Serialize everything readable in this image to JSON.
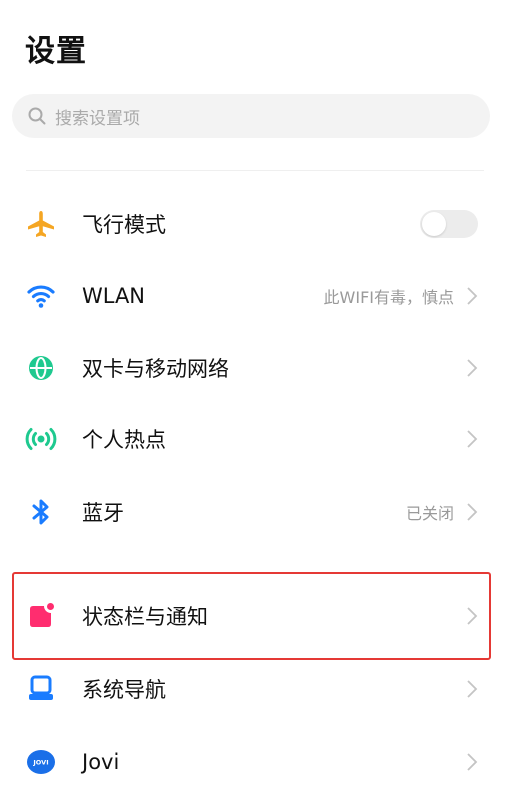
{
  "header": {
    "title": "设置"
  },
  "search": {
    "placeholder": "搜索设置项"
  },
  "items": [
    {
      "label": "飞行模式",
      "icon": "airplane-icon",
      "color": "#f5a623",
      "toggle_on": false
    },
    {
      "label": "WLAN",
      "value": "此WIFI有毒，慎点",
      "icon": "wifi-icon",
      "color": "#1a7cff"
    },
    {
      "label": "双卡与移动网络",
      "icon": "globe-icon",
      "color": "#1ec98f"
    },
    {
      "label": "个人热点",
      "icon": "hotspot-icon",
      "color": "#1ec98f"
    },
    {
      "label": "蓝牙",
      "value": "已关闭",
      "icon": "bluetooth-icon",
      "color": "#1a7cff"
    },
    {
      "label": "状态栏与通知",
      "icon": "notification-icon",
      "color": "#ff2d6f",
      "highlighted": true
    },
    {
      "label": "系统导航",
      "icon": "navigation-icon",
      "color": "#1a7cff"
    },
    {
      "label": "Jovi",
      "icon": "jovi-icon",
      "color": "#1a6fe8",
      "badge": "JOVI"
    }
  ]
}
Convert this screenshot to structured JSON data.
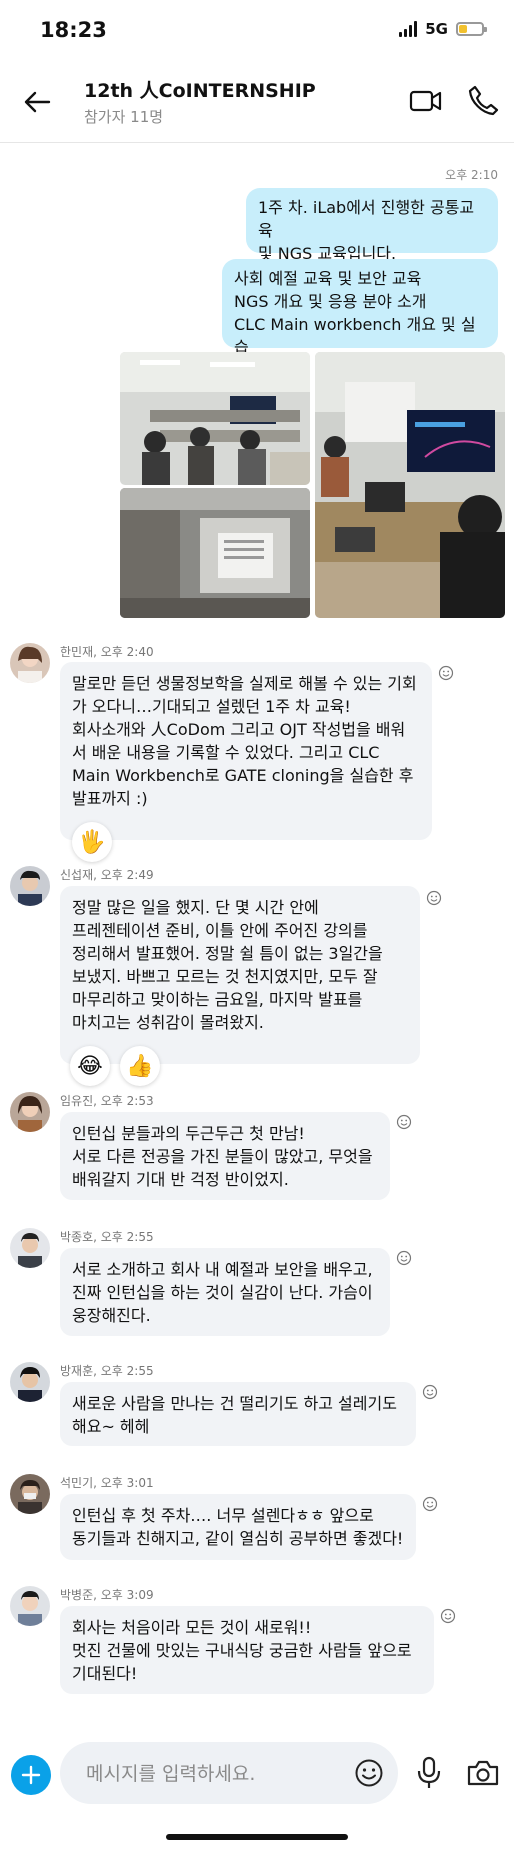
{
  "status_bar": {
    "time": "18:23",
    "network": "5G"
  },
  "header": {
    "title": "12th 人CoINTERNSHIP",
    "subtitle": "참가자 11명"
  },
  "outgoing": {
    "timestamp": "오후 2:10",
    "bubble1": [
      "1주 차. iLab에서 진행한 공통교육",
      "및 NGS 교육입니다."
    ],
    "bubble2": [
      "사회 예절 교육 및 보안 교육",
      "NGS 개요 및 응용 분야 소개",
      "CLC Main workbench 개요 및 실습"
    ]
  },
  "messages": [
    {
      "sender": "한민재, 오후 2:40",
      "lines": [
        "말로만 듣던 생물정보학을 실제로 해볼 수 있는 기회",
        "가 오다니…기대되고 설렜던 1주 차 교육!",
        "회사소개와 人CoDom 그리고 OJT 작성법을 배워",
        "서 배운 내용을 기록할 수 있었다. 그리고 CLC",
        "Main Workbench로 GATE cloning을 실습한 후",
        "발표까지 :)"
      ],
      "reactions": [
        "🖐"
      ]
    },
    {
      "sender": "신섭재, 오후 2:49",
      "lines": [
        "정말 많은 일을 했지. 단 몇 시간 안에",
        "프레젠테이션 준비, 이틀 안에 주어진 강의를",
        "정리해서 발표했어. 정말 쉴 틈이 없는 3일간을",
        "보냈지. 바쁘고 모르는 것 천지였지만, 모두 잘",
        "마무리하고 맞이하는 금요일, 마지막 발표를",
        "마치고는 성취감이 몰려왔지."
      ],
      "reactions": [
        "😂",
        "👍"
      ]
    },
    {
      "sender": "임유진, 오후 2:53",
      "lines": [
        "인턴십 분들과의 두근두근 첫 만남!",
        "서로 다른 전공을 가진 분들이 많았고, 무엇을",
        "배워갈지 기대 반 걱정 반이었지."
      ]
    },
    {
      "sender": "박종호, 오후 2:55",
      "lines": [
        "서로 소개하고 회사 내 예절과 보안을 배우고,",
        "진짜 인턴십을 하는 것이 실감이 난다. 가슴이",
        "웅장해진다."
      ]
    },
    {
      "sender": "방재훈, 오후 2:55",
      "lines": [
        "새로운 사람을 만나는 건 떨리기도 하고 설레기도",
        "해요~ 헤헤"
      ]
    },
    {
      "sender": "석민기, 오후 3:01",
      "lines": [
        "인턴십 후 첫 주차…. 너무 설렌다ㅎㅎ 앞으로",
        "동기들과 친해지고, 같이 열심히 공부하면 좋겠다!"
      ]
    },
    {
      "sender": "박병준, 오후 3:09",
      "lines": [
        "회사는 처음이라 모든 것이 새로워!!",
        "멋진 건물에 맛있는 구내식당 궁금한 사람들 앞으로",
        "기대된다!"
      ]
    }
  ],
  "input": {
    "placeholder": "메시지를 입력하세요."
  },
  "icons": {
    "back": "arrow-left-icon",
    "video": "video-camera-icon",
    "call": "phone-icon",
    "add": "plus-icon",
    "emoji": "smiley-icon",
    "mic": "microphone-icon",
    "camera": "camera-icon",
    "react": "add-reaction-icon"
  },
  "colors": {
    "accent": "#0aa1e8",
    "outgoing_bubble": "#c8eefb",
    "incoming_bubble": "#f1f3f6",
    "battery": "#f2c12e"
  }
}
++++++
[What to do] Print the records above exactly as they stand, but leave out the pictures.

[Exercise result]
Serialize everything readable in this image to JSON.
{
  "header": {
    "title": "设置"
  },
  "search": {
    "placeholder": "搜索设置项"
  },
  "items": [
    {
      "label": "飞行模式",
      "icon": "airplane-icon",
      "color": "#f5a623",
      "toggle_on": false
    },
    {
      "label": "WLAN",
      "value": "此WIFI有毒，慎点",
      "icon": "wifi-icon",
      "color": "#1a7cff"
    },
    {
      "label": "双卡与移动网络",
      "icon": "globe-icon",
      "color": "#1ec98f"
    },
    {
      "label": "个人热点",
      "icon": "hotspot-icon",
      "color": "#1ec98f"
    },
    {
      "label": "蓝牙",
      "value": "已关闭",
      "icon": "bluetooth-icon",
      "color": "#1a7cff"
    },
    {
      "label": "状态栏与通知",
      "icon": "notification-icon",
      "color": "#ff2d6f",
      "highlighted": true
    },
    {
      "label": "系统导航",
      "icon": "navigation-icon",
      "color": "#1a7cff"
    },
    {
      "label": "Jovi",
      "icon": "jovi-icon",
      "color": "#1a6fe8",
      "badge": "JOVI"
    }
  ]
}
Convert this screenshot to structured JSON data.
{
  "status_bar": {
    "time": "18:23",
    "network": "5G"
  },
  "header": {
    "title": "12th 人CoINTERNSHIP",
    "subtitle": "참가자 11명"
  },
  "outgoing": {
    "timestamp": "오후 2:10",
    "bubble1": [
      "1주 차. iLab에서 진행한 공통교육",
      "및 NGS 교육입니다."
    ],
    "bubble2": [
      "사회 예절 교육 및 보안 교육",
      "NGS 개요 및 응용 분야 소개",
      "CLC Main workbench 개요 및 실습"
    ]
  },
  "messages": [
    {
      "sender": "한민재, 오후 2:40",
      "lines": [
        "말로만 듣던 생물정보학을 실제로 해볼 수 있는 기회",
        "가 오다니…기대되고 설렜던 1주 차 교육!",
        "회사소개와 人CoDom 그리고 OJT 작성법을 배워",
        "서 배운 내용을 기록할 수 있었다. 그리고 CLC",
        "Main Workbench로 GATE cloning을 실습한 후",
        "발표까지 :)"
      ],
      "reactions": [
        "🖐"
      ]
    },
    {
      "sender": "신섭재, 오후 2:49",
      "lines": [
        "정말 많은 일을 했지. 단 몇 시간 안에",
        "프레젠테이션 준비, 이틀 안에 주어진 강의를",
        "정리해서 발표했어. 정말 쉴 틈이 없는 3일간을",
        "보냈지. 바쁘고 모르는 것 천지였지만, 모두 잘",
        "마무리하고 맞이하는 금요일, 마지막 발표를",
        "마치고는 성취감이 몰려왔지."
      ],
      "reactions": [
        "😂",
        "👍"
      ]
    },
    {
      "sender": "임유진, 오후 2:53",
      "lines": [
        "인턴십 분들과의 두근두근 첫 만남!",
        "서로 다른 전공을 가진 분들이 많았고, 무엇을",
        "배워갈지 기대 반 걱정 반이었지."
      ]
    },
    {
      "sender": "박종호, 오후 2:55",
      "lines": [
        "서로 소개하고 회사 내 예절과 보안을 배우고,",
        "진짜 인턴십을 하는 것이 실감이 난다. 가슴이",
        "웅장해진다."
      ]
    },
    {
      "sender": "방재훈, 오후 2:55",
      "lines": [
        "새로운 사람을 만나는 건 떨리기도 하고 설레기도",
        "해요~ 헤헤"
      ]
    },
    {
      "sender": "석민기, 오후 3:01",
      "lines": [
        "인턴십 후 첫 주차…. 너무 설렌다ㅎㅎ 앞으로",
        "동기들과 친해지고, 같이 열심히 공부하면 좋겠다!"
      ]
    },
    {
      "sender": "박병준, 오후 3:09",
      "lines": [
        "회사는 처음이라 모든 것이 새로워!!",
        "멋진 건물에 맛있는 구내식당 궁금한 사람들 앞으로",
        "기대된다!"
      ]
    }
  ],
  "input": {
    "placeholder": "메시지를 입력하세요."
  },
  "icons": {
    "back": "arrow-left-icon",
    "video": "video-camera-icon",
    "call": "phone-icon",
    "add": "plus-icon",
    "emoji": "smiley-icon",
    "mic": "microphone-icon",
    "camera": "camera-icon",
    "react": "add-reaction-icon"
  },
  "colors": {
    "accent": "#0aa1e8",
    "outgoing_bubble": "#c8eefb",
    "incoming_bubble": "#f1f3f6",
    "battery": "#f2c12e"
  }
}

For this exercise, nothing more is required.